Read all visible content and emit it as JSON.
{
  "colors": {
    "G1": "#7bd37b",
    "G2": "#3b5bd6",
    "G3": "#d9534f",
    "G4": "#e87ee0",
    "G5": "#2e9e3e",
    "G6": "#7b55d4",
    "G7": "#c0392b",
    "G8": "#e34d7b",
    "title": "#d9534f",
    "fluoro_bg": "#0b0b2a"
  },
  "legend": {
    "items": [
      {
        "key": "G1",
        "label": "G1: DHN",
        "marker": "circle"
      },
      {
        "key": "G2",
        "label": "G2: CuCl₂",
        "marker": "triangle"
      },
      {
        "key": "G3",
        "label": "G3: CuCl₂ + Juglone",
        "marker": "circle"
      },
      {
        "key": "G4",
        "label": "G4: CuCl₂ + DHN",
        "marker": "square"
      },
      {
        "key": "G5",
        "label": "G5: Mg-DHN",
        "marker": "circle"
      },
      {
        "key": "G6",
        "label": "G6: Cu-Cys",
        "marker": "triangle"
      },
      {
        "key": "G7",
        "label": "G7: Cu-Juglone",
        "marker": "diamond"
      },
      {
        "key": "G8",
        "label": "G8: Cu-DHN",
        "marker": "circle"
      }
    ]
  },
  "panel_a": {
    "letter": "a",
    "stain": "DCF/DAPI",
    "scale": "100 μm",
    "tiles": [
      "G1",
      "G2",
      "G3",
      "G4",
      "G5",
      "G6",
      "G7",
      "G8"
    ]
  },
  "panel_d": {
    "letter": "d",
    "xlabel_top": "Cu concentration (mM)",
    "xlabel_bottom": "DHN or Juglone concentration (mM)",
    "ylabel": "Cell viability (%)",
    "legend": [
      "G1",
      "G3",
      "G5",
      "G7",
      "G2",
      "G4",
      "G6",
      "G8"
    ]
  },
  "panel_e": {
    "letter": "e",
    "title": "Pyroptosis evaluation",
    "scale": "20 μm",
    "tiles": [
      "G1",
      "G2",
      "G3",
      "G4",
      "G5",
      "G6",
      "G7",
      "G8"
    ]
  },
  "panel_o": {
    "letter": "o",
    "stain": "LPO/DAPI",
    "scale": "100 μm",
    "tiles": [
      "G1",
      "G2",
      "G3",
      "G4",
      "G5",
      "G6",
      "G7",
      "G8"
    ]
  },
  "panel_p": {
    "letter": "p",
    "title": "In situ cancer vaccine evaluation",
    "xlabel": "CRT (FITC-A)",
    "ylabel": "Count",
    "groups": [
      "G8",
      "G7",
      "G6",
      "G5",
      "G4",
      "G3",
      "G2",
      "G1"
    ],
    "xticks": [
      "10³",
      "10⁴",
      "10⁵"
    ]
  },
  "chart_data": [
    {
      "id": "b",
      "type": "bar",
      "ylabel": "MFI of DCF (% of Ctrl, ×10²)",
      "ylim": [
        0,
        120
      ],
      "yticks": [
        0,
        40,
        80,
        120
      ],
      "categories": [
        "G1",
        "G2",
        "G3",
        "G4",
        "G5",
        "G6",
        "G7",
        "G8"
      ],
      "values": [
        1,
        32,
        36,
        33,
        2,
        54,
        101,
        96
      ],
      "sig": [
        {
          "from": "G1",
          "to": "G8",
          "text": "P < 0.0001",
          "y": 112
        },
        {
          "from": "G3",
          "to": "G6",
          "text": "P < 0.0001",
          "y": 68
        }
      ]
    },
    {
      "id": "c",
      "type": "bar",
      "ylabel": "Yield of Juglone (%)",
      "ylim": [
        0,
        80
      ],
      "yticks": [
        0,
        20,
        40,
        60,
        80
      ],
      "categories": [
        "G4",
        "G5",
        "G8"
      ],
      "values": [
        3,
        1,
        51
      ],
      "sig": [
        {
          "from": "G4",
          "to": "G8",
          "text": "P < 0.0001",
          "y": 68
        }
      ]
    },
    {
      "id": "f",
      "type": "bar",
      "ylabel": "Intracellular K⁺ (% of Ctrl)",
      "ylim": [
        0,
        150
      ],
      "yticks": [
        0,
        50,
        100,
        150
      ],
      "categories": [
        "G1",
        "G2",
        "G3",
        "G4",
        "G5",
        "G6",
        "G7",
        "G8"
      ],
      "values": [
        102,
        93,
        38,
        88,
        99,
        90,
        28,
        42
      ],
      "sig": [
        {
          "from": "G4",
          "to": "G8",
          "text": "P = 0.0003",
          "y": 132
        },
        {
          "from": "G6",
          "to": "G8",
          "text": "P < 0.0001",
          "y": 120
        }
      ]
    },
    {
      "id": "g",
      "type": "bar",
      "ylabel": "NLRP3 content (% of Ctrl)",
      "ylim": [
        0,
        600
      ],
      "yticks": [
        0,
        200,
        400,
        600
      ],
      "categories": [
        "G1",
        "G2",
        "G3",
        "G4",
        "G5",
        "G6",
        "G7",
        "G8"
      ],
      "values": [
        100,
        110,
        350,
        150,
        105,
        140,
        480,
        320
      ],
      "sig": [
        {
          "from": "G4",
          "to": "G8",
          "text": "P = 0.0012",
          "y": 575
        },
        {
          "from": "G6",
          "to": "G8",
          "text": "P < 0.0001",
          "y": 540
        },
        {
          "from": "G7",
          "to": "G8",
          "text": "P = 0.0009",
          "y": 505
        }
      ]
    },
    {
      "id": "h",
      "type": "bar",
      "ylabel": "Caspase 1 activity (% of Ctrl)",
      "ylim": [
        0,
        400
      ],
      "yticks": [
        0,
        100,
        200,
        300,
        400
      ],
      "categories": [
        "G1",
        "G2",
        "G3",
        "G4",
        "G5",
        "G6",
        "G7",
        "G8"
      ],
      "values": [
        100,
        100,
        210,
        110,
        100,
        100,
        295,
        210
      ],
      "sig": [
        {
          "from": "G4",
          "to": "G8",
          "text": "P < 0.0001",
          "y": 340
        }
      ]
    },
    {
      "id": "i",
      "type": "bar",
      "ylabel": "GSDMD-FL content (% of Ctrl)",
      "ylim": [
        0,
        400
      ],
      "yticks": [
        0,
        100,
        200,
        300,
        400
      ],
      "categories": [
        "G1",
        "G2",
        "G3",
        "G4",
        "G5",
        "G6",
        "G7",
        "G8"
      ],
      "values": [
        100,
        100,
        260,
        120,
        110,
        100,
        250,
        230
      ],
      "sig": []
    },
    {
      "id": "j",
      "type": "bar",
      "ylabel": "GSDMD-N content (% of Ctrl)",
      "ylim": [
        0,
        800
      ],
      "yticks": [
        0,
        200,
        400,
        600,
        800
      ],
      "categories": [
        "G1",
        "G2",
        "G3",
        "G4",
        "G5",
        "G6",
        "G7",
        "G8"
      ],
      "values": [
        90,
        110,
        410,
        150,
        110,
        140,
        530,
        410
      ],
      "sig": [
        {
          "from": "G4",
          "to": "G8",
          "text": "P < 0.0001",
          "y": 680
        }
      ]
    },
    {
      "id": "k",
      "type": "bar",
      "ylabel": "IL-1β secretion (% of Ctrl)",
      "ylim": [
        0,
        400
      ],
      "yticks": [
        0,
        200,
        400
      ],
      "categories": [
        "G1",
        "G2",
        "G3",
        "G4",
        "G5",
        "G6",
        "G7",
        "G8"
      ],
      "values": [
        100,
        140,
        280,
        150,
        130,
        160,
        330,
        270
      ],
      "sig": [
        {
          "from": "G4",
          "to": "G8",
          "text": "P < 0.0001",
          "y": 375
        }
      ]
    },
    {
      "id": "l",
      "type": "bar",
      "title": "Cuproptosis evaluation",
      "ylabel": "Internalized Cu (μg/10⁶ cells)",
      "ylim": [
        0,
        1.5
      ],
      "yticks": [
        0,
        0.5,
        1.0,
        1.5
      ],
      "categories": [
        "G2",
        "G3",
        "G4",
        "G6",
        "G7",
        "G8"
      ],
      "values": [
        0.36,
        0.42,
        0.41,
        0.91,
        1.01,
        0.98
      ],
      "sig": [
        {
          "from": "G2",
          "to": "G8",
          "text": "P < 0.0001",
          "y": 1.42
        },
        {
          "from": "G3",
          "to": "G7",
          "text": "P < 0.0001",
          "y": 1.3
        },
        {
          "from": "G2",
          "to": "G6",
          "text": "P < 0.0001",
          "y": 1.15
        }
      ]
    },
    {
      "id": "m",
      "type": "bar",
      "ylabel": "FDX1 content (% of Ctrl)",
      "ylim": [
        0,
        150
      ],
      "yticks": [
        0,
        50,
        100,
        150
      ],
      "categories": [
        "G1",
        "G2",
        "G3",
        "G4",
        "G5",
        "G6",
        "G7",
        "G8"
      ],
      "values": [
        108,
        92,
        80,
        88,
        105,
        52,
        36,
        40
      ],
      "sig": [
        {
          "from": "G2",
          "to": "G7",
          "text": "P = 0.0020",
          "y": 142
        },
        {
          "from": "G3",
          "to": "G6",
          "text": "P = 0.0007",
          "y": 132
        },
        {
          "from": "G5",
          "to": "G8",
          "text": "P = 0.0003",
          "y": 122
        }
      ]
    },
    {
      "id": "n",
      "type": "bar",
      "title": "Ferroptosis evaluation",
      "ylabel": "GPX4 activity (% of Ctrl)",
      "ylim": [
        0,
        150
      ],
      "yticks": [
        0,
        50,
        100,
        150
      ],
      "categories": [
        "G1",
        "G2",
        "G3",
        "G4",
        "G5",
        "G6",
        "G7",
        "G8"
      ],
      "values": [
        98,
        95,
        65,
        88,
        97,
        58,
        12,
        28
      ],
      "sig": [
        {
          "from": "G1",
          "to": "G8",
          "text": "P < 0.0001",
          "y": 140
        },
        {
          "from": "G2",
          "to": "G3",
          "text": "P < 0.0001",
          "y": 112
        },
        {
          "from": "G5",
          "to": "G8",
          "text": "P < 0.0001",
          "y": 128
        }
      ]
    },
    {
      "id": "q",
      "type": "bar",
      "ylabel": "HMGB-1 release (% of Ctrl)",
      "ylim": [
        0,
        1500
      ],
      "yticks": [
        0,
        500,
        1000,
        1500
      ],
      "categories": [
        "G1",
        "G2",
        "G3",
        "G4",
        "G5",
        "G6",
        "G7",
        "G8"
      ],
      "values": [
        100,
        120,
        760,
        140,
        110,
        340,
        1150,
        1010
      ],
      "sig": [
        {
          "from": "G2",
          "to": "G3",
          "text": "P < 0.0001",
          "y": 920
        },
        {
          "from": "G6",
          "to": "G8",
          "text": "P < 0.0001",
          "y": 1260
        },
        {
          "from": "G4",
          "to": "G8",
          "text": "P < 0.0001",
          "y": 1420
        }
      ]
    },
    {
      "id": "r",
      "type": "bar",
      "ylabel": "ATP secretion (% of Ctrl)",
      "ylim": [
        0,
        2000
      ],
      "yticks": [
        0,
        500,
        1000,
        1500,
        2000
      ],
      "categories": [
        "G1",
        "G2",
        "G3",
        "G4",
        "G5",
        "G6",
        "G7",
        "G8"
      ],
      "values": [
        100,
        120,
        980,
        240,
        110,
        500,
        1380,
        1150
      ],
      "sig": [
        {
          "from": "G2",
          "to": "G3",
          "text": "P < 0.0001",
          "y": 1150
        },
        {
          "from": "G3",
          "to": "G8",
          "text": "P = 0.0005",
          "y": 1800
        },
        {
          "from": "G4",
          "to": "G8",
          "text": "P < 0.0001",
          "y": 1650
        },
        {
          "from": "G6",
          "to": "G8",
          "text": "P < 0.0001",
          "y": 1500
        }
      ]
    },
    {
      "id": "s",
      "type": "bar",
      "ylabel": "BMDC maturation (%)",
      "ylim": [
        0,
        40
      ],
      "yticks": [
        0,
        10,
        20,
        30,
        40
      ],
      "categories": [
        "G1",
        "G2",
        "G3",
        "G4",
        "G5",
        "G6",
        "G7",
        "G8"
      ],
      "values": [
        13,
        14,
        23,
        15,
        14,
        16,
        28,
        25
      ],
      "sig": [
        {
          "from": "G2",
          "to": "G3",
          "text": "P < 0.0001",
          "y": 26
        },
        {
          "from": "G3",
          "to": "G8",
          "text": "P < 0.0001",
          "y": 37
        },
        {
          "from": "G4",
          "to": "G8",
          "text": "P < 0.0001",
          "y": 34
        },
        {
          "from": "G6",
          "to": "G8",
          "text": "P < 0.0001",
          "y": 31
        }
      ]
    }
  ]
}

* * *

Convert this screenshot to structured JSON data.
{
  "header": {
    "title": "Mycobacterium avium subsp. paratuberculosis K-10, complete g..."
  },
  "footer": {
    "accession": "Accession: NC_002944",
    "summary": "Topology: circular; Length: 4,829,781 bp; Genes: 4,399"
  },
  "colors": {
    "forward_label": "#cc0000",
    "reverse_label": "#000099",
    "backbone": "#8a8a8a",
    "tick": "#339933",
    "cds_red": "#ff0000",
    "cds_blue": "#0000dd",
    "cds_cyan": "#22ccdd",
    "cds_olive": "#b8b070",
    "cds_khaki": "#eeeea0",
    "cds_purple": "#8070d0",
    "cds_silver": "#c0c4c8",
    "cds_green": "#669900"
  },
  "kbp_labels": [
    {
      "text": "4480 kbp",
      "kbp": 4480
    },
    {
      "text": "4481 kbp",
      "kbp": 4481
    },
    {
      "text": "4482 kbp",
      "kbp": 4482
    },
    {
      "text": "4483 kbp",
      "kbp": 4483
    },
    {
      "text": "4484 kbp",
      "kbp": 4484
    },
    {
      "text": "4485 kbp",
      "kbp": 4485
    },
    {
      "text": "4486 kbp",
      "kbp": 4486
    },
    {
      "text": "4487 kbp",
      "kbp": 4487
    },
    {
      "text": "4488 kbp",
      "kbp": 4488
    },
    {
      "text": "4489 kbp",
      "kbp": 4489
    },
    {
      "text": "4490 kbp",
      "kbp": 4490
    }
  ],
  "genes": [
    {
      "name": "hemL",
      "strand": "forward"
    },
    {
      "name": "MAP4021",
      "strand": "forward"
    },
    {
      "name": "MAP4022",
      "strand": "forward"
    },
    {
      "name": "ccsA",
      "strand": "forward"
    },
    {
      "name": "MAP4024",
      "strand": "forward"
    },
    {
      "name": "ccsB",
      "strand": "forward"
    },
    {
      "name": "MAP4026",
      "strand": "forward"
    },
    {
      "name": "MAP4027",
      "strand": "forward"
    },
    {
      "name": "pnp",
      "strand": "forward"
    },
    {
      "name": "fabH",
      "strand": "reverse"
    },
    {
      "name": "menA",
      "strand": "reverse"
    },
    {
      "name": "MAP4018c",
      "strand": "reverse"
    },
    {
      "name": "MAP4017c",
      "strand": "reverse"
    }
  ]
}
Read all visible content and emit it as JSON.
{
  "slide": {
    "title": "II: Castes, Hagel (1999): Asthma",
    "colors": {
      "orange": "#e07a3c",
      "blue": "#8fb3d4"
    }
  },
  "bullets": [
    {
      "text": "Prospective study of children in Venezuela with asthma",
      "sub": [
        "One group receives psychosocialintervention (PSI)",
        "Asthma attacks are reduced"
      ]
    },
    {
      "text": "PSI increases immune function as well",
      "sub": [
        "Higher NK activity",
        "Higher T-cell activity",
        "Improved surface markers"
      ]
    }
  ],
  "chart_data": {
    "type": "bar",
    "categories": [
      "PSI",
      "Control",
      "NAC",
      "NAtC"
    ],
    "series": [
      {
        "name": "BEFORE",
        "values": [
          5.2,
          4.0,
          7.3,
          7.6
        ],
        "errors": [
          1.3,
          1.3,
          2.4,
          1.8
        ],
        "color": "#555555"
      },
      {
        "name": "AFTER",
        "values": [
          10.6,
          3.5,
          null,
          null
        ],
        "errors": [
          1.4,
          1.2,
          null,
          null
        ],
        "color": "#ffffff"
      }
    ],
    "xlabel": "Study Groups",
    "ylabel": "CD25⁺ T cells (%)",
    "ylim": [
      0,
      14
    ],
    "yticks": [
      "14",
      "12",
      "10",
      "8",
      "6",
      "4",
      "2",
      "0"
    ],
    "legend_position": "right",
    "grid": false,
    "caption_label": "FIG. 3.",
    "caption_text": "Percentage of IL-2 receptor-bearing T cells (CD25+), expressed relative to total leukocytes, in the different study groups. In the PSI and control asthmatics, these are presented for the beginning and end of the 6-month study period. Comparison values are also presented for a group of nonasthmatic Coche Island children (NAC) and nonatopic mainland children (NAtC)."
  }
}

Task to carry out
Scan the listing above and report how many of its lines hold the word "concentration", giving the number only.

Exercise answer
2